* **What needs to be done**: Write out the records below word for word, starting at the first line and going on through the line with "x-tick-label: 2010 xyxy=(577,538,639,569)", and include both of those lines.

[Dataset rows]
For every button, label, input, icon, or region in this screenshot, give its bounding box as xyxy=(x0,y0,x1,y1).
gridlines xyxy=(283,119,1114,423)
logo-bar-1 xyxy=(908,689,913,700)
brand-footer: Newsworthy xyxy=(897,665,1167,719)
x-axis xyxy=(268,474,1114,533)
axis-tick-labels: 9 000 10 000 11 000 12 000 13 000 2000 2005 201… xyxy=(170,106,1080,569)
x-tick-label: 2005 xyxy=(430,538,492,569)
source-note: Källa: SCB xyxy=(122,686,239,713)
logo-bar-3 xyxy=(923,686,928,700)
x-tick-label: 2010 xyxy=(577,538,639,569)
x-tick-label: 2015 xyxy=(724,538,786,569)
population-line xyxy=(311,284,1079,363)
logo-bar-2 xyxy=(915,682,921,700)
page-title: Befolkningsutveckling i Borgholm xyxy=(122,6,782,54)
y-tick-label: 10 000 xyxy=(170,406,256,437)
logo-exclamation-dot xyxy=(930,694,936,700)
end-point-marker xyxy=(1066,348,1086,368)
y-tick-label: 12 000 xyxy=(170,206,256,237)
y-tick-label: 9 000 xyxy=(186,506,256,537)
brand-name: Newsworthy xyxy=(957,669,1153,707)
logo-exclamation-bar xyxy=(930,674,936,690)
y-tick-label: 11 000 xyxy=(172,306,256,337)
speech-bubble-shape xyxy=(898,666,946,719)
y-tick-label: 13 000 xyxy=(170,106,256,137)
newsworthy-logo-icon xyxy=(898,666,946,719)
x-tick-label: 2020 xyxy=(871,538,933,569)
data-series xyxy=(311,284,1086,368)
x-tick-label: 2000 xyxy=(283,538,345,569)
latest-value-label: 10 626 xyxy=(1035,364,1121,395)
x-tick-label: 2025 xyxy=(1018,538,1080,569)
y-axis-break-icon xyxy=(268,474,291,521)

* **Answer in full**:
For every button, label, input, icon, or region in this screenshot, give its bounding box as xyxy=(x0,y0,x1,y1).
gridlines xyxy=(283,119,1114,423)
logo-bar-1 xyxy=(908,689,913,700)
brand-footer: Newsworthy xyxy=(897,665,1167,719)
x-axis xyxy=(268,474,1114,533)
axis-tick-labels: 9 000 10 000 11 000 12 000 13 000 2000 2005 201… xyxy=(170,106,1080,569)
x-tick-label: 2005 xyxy=(430,538,492,569)
source-note: Källa: SCB xyxy=(122,686,239,713)
logo-bar-3 xyxy=(923,686,928,700)
x-tick-label: 2010 xyxy=(577,538,639,569)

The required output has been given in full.